> **Text under study**:
——

Inspiration

We’ve always wanted to build an AI assistant that naturally connects human navigation with robot control using simple voice commands. WALL-E was inspired by the idea of humans and robots collaborating effortlessly in the future. The project was REALLY driven by the challenge of making robotics easy and intuitive for all kinds of users. Plus, full disclosure- it was also inspired after we cried watching WALL-E (no regrets).

What it does

WALL-E is a voice-first AI assistant that brings together real-time navigation and robot control in one sleek dashboard. It uses Google Maps for routing, Gemini AI for smart voice command understanding, and TensorFlow with COCO-SSD for on-device object detection via live camera feed. We also integrated Genesys Cloud to support seamless communication and Auth0 within our system. Users can set destinations, guide robot movements, and get contextual help—all just by talking naturally.

How we built it

We built WALL-E using a mix of hardware and software. Gemini powers the AI language understanding, while Google Maps makes navigation reliable. The robot hardware runs on Raspberry Pi with a camera streaming live video for object detection using TensorFlow.js and COCO-SSD. Voice recognition and speech synthesis use browser APIs and Resemble. QNX handles robot control as a real-time OS. On the front end, a modern, responsive web dashboard was created mainly with JavaScript, HTML, and CSS.

Challenges we ran into

One major challenge was adapting our system for demo, with different versions of the innovation, because our real-world innovation couldn’t be fully demonstrated in a judging room. We had to scale down and recalculate real-world directions to 30cm ranges in a mini-map of Waterloo, which needed precise ratio conversions. Syncing live voice commands with video processing and robot control for smooth responsiveness was another big hurdle. Getting robust natural language understanding to work well with ambiguous commands took lots of iteration. Integrating Raspberry Pi, QNX, and voice synthesis while managing latency and UI performance was tough but critical.

——

> **Supplied records**:
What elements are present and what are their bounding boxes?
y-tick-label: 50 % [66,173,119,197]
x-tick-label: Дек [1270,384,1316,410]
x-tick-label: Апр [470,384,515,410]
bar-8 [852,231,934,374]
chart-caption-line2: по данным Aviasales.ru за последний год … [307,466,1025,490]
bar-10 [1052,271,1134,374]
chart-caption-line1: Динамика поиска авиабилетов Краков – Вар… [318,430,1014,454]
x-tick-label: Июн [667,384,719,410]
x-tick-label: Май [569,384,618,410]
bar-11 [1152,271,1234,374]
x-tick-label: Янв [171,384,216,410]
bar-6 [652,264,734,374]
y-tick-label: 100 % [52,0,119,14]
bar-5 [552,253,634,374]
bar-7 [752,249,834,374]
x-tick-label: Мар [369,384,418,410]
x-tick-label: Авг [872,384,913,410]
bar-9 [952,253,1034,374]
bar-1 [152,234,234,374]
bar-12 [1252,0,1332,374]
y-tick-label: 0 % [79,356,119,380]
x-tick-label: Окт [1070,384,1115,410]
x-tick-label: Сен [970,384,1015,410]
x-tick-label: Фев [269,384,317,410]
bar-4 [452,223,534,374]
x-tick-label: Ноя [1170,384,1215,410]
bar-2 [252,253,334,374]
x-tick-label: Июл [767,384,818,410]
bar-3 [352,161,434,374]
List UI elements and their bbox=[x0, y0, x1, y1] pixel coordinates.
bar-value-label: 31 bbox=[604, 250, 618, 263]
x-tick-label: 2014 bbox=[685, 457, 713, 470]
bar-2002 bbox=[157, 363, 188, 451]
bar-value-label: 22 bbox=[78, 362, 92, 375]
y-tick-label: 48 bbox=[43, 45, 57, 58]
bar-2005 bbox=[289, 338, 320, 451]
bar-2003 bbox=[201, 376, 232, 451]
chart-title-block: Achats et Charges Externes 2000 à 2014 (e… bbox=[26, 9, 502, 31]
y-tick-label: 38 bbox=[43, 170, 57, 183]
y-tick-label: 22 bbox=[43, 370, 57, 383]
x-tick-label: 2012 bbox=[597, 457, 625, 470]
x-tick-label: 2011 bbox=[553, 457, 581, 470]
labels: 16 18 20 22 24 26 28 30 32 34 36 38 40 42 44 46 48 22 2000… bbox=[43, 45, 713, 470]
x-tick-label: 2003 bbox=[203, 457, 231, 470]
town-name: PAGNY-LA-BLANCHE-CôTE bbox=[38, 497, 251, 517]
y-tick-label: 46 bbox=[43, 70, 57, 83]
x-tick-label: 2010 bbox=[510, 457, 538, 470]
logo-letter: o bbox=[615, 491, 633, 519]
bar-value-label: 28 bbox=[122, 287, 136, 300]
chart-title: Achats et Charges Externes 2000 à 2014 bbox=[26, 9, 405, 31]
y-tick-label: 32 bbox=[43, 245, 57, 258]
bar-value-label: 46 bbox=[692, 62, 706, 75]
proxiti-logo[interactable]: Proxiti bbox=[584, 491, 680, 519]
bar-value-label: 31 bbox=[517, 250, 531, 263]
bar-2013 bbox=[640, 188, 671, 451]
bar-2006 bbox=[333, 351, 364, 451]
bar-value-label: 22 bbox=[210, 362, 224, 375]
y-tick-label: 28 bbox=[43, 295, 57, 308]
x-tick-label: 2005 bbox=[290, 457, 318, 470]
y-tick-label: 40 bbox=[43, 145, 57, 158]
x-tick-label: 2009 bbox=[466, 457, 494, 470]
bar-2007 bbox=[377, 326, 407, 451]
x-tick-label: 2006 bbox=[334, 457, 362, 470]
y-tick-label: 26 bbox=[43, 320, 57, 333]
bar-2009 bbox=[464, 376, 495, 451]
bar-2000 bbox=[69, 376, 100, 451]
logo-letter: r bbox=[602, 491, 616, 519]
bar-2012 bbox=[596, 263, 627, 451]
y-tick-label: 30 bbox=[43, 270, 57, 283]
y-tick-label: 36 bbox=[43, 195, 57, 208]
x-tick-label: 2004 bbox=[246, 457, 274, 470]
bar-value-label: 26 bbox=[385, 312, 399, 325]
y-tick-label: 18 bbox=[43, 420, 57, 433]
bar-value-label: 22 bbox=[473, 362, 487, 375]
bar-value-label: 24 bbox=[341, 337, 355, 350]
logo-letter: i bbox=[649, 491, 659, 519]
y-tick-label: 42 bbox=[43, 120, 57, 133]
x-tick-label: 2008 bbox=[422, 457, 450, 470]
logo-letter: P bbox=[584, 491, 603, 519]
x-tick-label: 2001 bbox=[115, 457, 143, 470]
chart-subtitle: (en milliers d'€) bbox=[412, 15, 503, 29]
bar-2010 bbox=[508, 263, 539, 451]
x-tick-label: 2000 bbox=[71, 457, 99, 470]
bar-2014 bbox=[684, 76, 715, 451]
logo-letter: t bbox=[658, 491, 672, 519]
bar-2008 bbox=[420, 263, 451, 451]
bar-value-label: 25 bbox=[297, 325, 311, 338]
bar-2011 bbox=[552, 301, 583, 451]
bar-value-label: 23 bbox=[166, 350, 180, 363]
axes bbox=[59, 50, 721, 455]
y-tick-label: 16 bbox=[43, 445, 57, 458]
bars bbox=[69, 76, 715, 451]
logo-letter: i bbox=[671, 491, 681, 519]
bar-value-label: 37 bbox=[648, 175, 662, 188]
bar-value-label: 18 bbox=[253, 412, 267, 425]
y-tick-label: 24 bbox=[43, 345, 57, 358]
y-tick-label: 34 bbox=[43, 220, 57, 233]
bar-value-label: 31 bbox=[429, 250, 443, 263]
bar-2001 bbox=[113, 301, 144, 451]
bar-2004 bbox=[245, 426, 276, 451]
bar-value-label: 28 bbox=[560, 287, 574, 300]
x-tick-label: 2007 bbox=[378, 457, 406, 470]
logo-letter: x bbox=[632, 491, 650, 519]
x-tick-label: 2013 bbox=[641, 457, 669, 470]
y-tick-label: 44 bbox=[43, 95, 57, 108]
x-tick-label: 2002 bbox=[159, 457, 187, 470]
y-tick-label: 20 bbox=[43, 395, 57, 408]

——

> **Exercise directions**:
Please continue the WALL-E project writeup from the point where it stops. You won't need the records for this.

> **Answer box**:
Accomplishments that we're proud of

We are proud that WALL-E can understand and respond to natural voice commands to control navigation and a robot simultaneously. The on-device object detection through live camera feed enables dynamic obstacle awareness during navigation. Integrating Gemini AI for contextual command parsing significantly enhanced the system’s intelligence and user-friendliness. Delivering all these complex capabilities through a sleek and accessible web dashboard is a major achievement.

What we learned

We learnt how to integrate raspberry Pis, using ultrasonic sensors to determine object distance from rover, and most of all we learnt how to use Google Gemini significantly, rather than making a boring chatbot, we actually used it to detect varying objects as intel for the rover to avoid the objects.

What's next for WALL-E

A Major future plan includes using MappedIn, this is so that we can have Wall-E not only move through your neighbourhood, but guiding you through your living room as well!